--- Material supplied ---

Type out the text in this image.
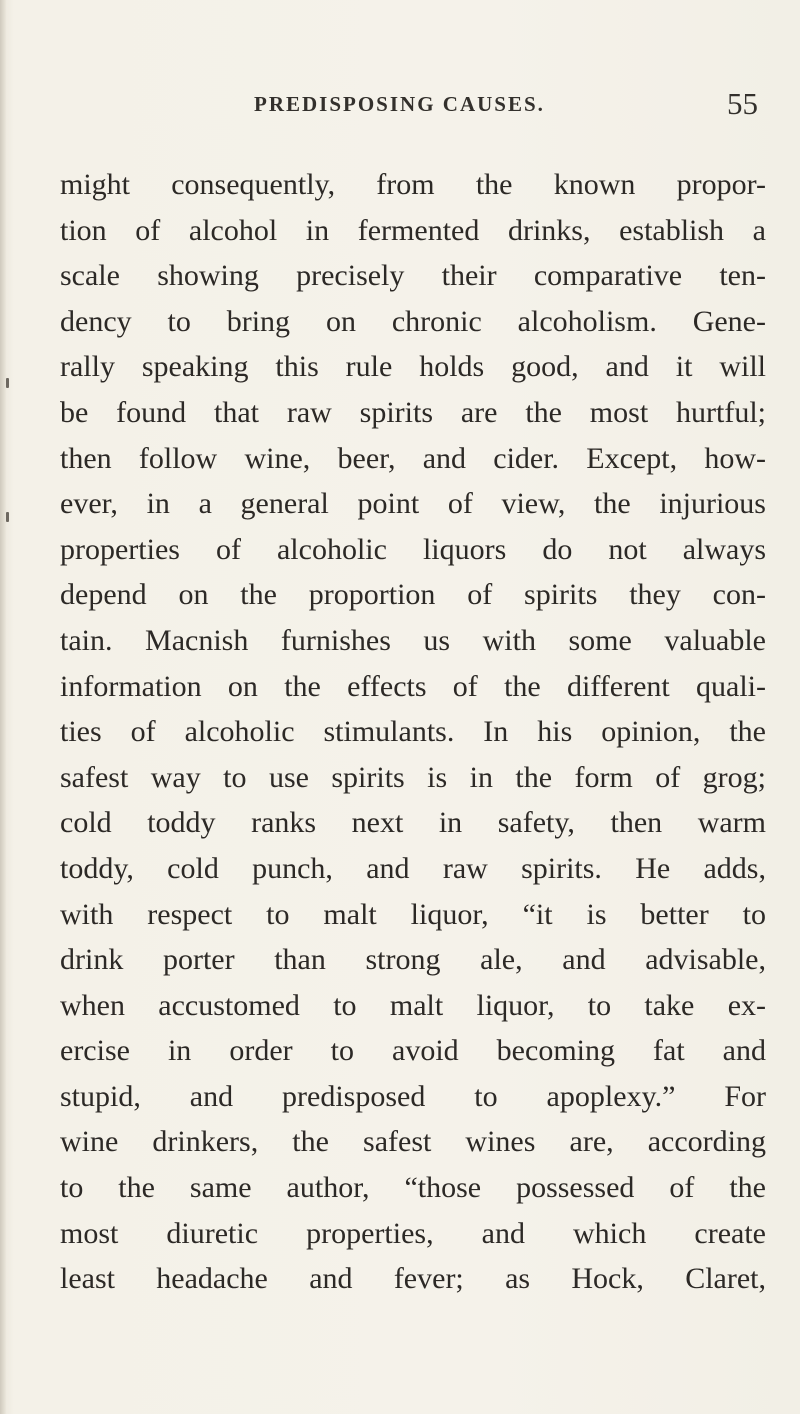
PREDISPOSING CAUSES.	55
might consequently, from the known propor-
tion of alcohol in fermented drinks, establish a
scale showing precisely their comparative ten-
dency to bring on chronic alcoholism. Gene-
rally speaking this rule holds good, and it will
be found that raw spirits are the most hurtful;
then follow wine, beer, and cider. Except, how-
ever, in a general point of view, the injurious
properties of alcoholic liquors do not always
depend on the proportion of spirits they con-
tain. Macnish furnishes us with some valuable
information on the effects of the different quali-
ties of alcoholic stimulants. In his opinion, the
safest way to use spirits is in the form of grog;
cold toddy ranks next in safety, then warm
toddy, cold punch, and raw spirits. He adds,
with respect to malt liquor, “it is better to
drink porter than strong ale, and advisable,
when accustomed to malt liquor, to take ex-
ercise in order to avoid becoming fat and
stupid, and predisposed to apoplexy.” For
wine drinkers, the safest wines are, according
to the same author, “those possessed of the
most diuretic properties, and which create
least headache and fever; as Hock, Claret,
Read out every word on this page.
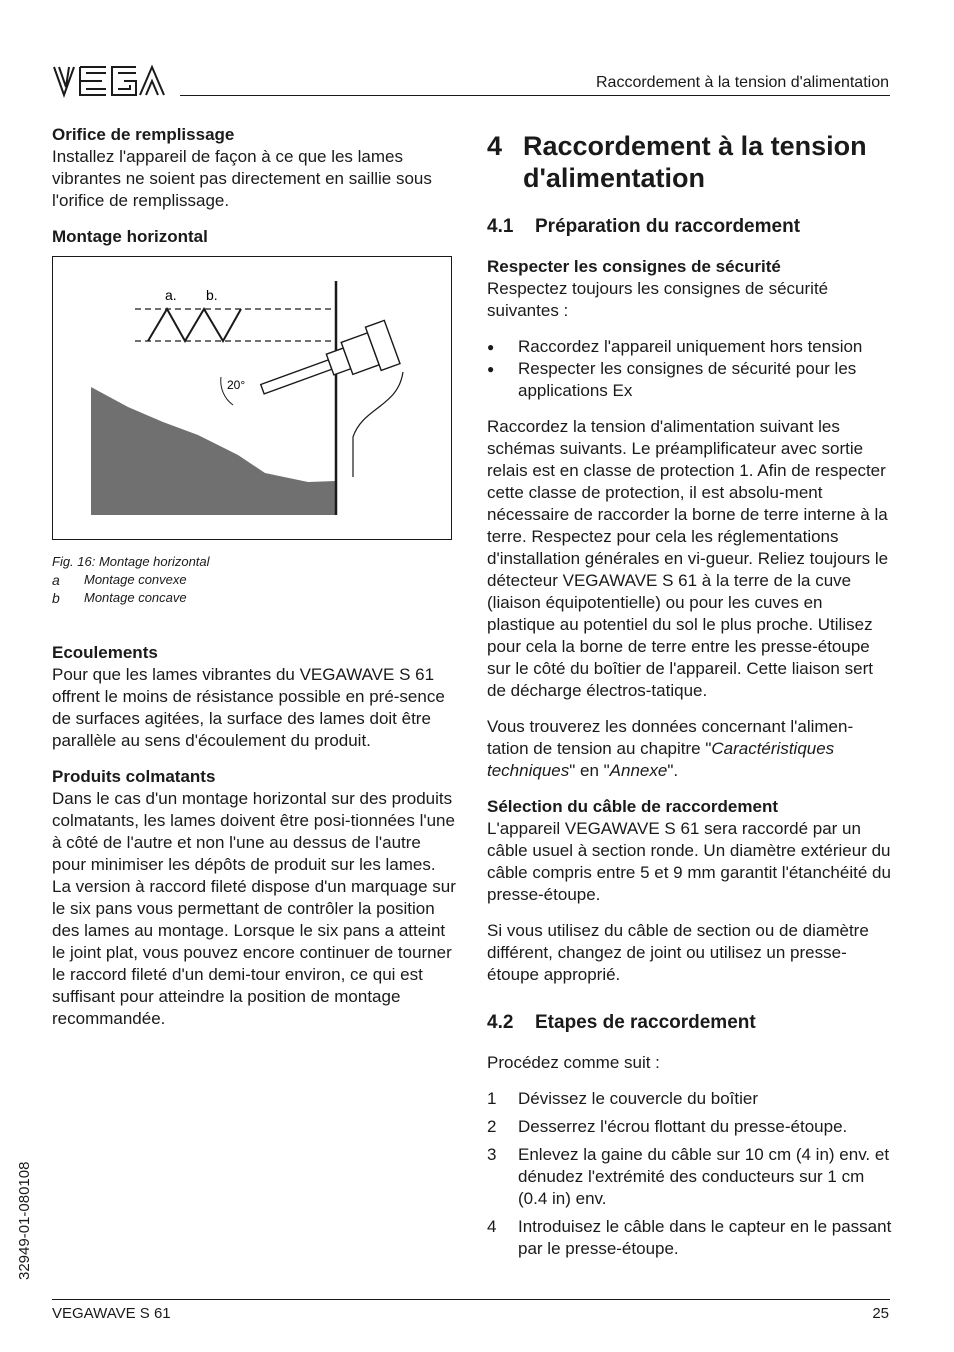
Raccordement à la tension d'alimentation

Orifice de remplissage

Installez l'appareil de façon à ce que les lames vibrantes ne soient pas directement en saillie sous l'orifice de remplissage.

Montage horizontal

a. b.
20°
Fig. 16: Montage horizontal
a	Montage convexe
b	Montage concave

Ecoulements

Pour que les lames vibrantes du VEGAWAVE S 61 offrent le moins de résistance possible en pré-sence de surfaces agitées, la surface des lames doit être parallèle au sens d'écoulement du produit.

Produits colmatants

Dans le cas d'un montage horizontal sur des produits colmatants, les lames doivent être posi-tionnées l'une à côté de l'autre et non l'une au dessus de l'autre pour minimiser les dépôts de produit sur les lames. La version à raccord fileté dispose d'un marquage sur le six pans vous permettant de contrôler la position des lames au montage. Lorsque le six pans a atteint le joint plat, vous pouvez encore continuer de tourner le raccord fileté d'un demi-tour environ, ce qui est suffisant pour atteindre la position de montage recommandée.

4 Raccordement à la tension d'alimentation
4.1	Préparation du raccordement

Respecter les consignes de sécurité

Respectez toujours les consignes de sécurité suivantes :

● Raccordez l'appareil uniquement hors tension
● Respecter les consignes de sécurité pour les applications Ex

Raccordez la tension d'alimentation suivant les schémas suivants. Le préamplificateur avec sortie relais est en classe de protection 1. Afin de respecter cette classe de protection, il est absolu-ment nécessaire de raccorder la borne de terre interne à la terre. Respectez pour cela les réglementations d'installation générales en vi-gueur. Reliez toujours le détecteur VEGAWAVE S 61 à la terre de la cuve (liaison équipotentielle) ou pour les cuves en plastique au potentiel du sol le plus proche. Utilisez pour cela la borne de terre entre les presse-étoupe sur le côté du boîtier de l'appareil. Cette liaison sert de décharge électros-tatique.

Vous trouverez les données concernant l'alimen-tation de tension au chapitre "Caractéristiques techniques" en "Annexe".

Sélection du câble de raccordement

L'appareil VEGAWAVE S 61 sera raccordé par un câble usuel à section ronde. Un diamètre extérieur du câble compris entre 5 et 9 mm garantit l'étanchéité du presse-étoupe.

Si vous utilisez du câble de section ou de diamètre différent, changez de joint ou utilisez un presse-étoupe approprié.

4.2	Etapes de raccordement

Procédez comme suit :

1	Dévissez le couvercle du boîtier
2	Desserrez l'écrou flottant du presse-étoupe.
3	Enlevez la gaine du câble sur 10 cm (4 in) env. et dénudez l'extrémité des conducteurs sur 1 cm (0.4 in) env.
4	Introduisez le câble dans le capteur en le passant par le presse-étoupe.
32949-01-080108
VEGAWAVE S 61	25
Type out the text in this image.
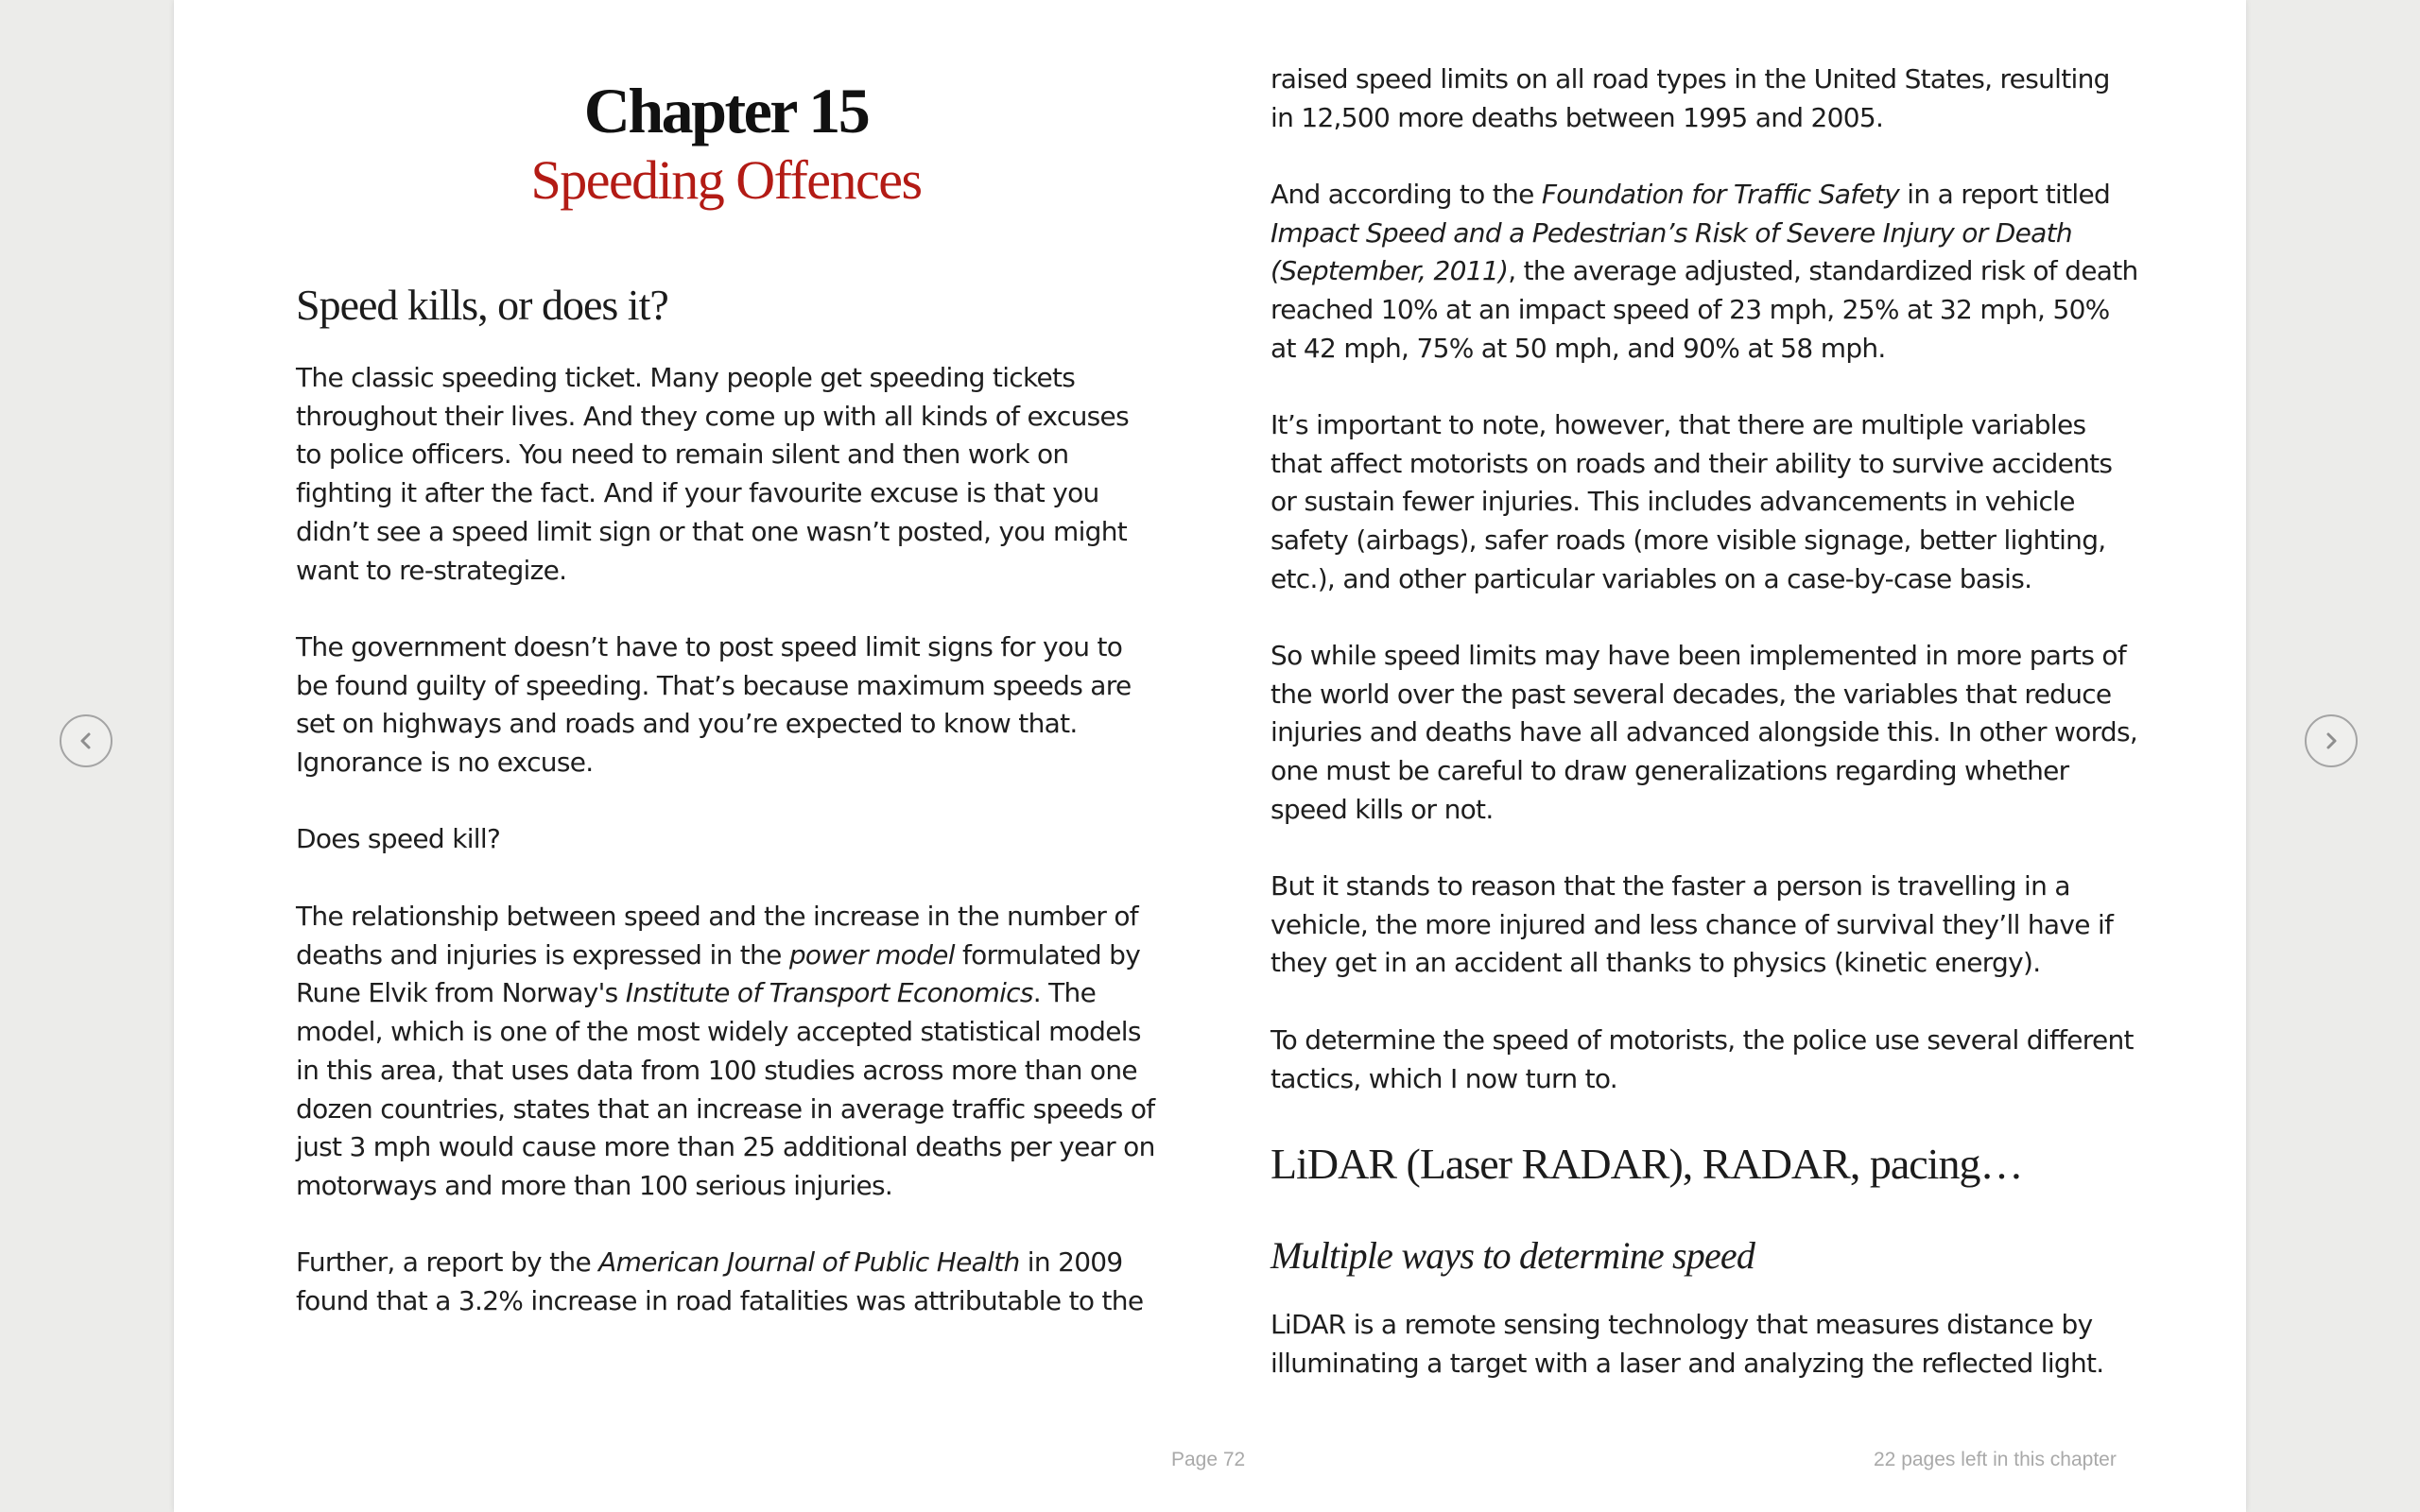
Chapter 15
Speeding Offences
Speed kills, or does it?

The classic speeding ticket. Many people get speeding tickets throughout their lives. And they come up with all kinds of excuses to police officers. You need to remain silent and then work on fighting it after the fact. And if your favourite excuse is that you didn’t see a speed limit sign or that one wasn’t posted, you might want to re-strategize.

The government doesn’t have to post speed limit signs for you to be found guilty of speeding. That’s because maximum speeds are set on highways and roads and you’re expected to know that. Ignorance is no excuse.

Does speed kill?

The relationship between speed and the increase in the number of deaths and injuries is expressed in the power model formulated by Rune Elvik from Norway's Institute of Transport Economics. The model, which is one of the most widely accepted statistical models in this area, that uses data from 100 studies across more than one dozen countries, states that an increase in average traffic speeds of just 3 mph would cause more than 25 additional deaths per year on motorways and more than 100 serious injuries.

Further, a report by the American Journal of Public Health in 2009 found that a 3.2% increase in road fatalities was attributable to the

raised speed limits on all road types in the United States, resulting in 12,500 more deaths between 1995 and 2005.

And according to the Foundation for Traffic Safety in a report titled Impact Speed and a Pedestrian’s Risk of Severe Injury or Death (September, 2011), the average adjusted, standardized risk of death reached 10% at an impact speed of 23 mph, 25% at 32 mph, 50% at 42 mph, 75% at 50 mph, and 90% at 58 mph.

It’s important to note, however, that there are multiple variables that affect motorists on roads and their ability to survive accidents or sustain fewer injuries. This includes advancements in vehicle safety (airbags), safer roads (more visible signage, better lighting, etc.), and other particular variables on a case-by-case basis.

So while speed limits may have been implemented in more parts of the world over the past several decades, the variables that reduce injuries and deaths have all advanced alongside this. In other words, one must be careful to draw generalizations regarding whether speed kills or not.

But it stands to reason that the faster a person is travelling in a vehicle, the more injured and less chance of survival they’ll have if they get in an accident all thanks to physics (kinetic energy).

To determine the speed of motorists, the police use several different tactics, which I now turn to.

LiDAR (Laser RADAR), RADAR, pacing…
Multiple ways to determine speed

LiDAR is a remote sensing technology that measures distance by illuminating a target with a laser and analyzing the reflected light.

Page 72	22 pages left in this chapter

---

→ **Work to complete**
Report only the number of lines that hold the string "different" in this listing.

→ **Solution**
2